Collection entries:
---
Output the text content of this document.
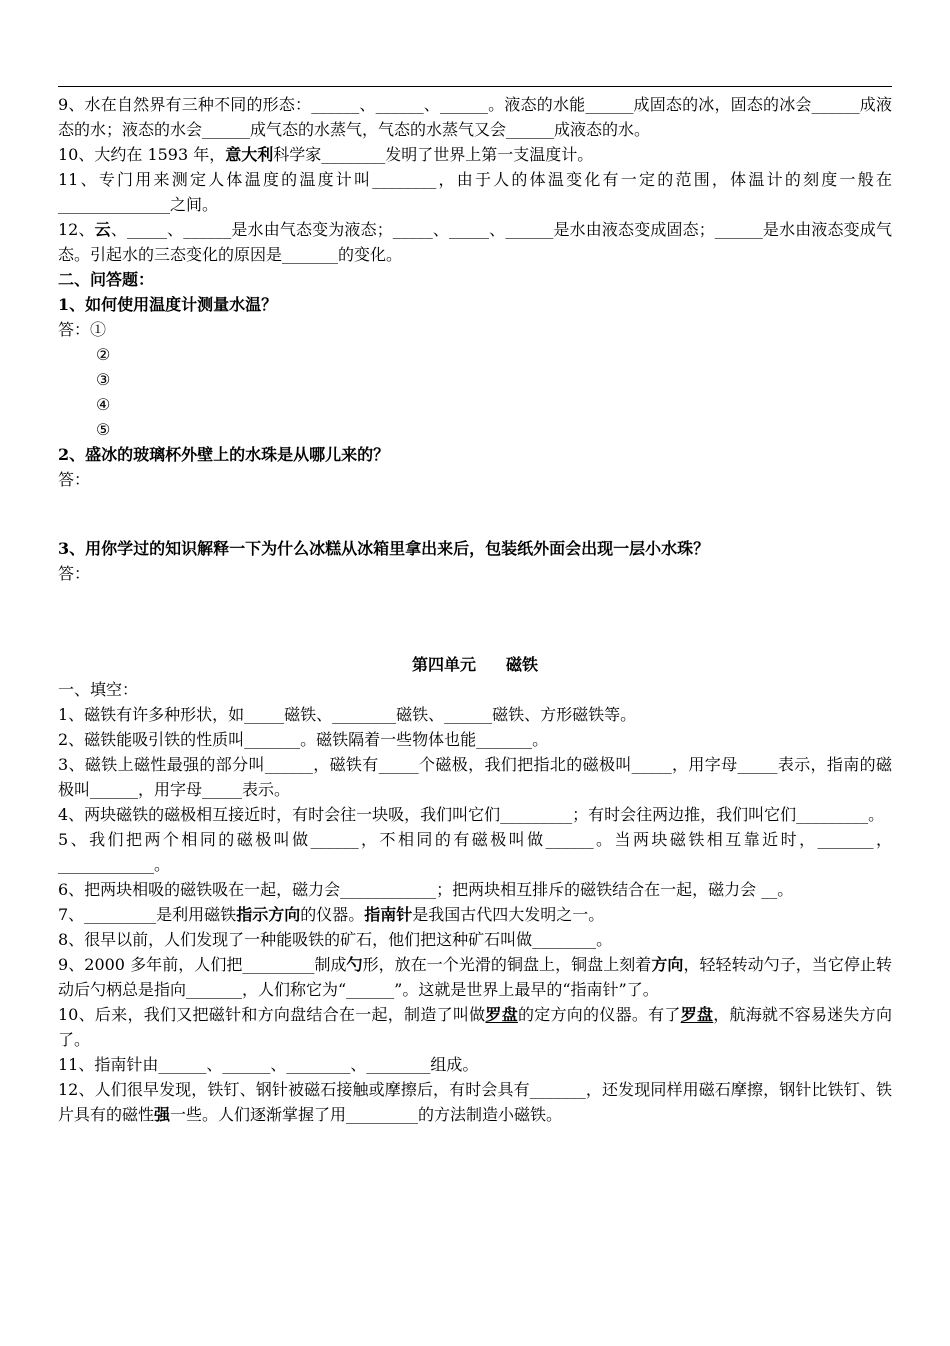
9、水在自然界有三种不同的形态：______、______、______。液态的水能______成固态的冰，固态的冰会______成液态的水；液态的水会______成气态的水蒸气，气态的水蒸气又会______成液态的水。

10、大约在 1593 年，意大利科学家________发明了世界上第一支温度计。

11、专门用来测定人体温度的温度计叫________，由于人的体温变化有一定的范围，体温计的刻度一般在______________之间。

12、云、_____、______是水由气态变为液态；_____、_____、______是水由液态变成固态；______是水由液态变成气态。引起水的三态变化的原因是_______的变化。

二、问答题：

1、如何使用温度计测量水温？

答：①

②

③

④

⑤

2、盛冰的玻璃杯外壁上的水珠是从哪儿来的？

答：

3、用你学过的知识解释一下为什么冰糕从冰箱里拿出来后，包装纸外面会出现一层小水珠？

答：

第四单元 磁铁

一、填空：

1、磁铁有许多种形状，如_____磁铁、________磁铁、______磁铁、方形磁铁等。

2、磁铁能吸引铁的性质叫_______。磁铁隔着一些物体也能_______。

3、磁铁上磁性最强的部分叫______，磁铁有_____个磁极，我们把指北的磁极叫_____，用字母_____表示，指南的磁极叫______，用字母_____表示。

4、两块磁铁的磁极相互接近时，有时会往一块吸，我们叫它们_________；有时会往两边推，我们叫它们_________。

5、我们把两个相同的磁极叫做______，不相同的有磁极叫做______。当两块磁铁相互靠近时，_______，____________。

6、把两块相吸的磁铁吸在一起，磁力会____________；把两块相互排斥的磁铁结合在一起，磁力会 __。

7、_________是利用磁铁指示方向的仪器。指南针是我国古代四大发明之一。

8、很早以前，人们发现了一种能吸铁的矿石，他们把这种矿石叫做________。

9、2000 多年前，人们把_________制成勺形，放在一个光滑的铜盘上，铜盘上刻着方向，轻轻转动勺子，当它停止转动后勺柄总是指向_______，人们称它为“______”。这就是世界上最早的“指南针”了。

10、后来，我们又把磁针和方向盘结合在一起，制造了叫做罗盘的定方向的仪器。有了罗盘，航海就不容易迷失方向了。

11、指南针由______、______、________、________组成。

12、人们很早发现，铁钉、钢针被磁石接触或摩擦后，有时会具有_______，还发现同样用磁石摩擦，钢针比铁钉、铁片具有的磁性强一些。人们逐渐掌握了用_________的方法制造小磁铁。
---
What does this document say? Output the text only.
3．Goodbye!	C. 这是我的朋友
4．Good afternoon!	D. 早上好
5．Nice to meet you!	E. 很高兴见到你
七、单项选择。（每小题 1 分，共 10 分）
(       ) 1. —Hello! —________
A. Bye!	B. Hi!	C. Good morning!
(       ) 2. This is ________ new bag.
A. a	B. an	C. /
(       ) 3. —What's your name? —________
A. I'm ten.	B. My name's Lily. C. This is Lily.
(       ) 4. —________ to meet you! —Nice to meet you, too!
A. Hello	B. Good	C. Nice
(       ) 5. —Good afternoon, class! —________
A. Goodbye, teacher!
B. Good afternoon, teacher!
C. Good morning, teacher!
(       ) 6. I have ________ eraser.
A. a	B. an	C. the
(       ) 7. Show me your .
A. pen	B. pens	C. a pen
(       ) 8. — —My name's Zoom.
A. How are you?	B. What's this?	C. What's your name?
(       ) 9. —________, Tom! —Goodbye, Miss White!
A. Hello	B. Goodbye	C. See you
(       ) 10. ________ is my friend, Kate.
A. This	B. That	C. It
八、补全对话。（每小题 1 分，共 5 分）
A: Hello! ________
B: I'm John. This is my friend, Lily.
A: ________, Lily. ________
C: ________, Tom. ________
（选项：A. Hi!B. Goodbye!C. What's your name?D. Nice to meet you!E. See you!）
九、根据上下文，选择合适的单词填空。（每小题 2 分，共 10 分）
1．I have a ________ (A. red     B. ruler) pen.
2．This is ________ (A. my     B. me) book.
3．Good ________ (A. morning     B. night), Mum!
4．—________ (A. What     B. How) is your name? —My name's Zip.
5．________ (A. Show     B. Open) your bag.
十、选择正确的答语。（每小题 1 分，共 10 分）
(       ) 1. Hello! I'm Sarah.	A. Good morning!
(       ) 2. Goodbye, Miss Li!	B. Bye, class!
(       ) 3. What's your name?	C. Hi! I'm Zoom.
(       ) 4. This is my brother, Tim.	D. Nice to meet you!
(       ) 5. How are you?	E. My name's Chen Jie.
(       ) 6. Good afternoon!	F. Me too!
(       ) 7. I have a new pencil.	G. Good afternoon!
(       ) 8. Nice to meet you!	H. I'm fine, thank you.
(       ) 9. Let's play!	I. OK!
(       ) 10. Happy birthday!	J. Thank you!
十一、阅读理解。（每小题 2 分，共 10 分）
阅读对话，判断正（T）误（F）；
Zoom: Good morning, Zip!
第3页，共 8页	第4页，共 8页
---
Short problem » Copy out each line in the preceding records that contains "text".

Solution to this exercise »
Output the text content of this document.
What does this document say? Output the text only.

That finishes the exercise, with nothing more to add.